■ **What you are asked to do**
Print every record below exactly as written.

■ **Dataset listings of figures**
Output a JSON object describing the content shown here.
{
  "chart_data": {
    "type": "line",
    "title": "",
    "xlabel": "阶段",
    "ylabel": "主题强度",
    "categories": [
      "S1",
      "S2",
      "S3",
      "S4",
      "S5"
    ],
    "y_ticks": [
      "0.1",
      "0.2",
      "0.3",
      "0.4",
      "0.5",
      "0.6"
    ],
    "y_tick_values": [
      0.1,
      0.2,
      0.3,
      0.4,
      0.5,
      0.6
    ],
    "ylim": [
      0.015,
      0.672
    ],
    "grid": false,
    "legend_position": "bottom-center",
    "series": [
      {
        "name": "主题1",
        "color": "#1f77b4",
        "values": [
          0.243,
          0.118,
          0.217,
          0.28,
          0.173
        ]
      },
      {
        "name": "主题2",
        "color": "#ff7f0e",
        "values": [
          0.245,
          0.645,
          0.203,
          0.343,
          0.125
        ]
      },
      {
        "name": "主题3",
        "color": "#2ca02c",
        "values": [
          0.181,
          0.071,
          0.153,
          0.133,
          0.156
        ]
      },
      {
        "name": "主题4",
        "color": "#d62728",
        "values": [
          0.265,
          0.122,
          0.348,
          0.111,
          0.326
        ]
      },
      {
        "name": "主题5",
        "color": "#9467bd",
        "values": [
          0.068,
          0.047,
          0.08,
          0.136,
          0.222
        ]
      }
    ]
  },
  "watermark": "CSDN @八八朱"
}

■ **Result for this exercise**
Output a JSON object describing the content shown here.
{
  "chart_data": {
    "type": "line",
    "title": "",
    "xlabel": "阶段",
    "ylabel": "主题强度",
    "categories": [
      "S1",
      "S2",
      "S3",
      "S4",
      "S5"
    ],
    "y_ticks": [
      "0.1",
      "0.2",
      "0.3",
      "0.4",
      "0.5",
      "0.6"
    ],
    "y_tick_values": [
      0.1,
      0.2,
      0.3,
      0.4,
      0.5,
      0.6
    ],
    "ylim": [
      0.015,
      0.672
    ],
    "grid": false,
    "legend_position": "bottom-center",
    "series": [
      {
        "name": "主题1",
        "color": "#1f77b4",
        "values": [
          0.243,
          0.118,
          0.217,
          0.28,
          0.173
        ]
      },
      {
        "name": "主题2",
        "color": "#ff7f0e",
        "values": [
          0.245,
          0.645,
          0.203,
          0.343,
          0.125
        ]
      },
      {
        "name": "主题3",
        "color": "#2ca02c",
        "values": [
          0.181,
          0.071,
          0.153,
          0.133,
          0.156
        ]
      },
      {
        "name": "主题4",
        "color": "#d62728",
        "values": [
          0.265,
          0.122,
          0.348,
          0.111,
          0.326
        ]
      },
      {
        "name": "主题5",
        "color": "#9467bd",
        "values": [
          0.068,
          0.047,
          0.08,
          0.136,
          0.222
        ]
      }
    ]
  },
  "watermark": "CSDN @八八朱"
}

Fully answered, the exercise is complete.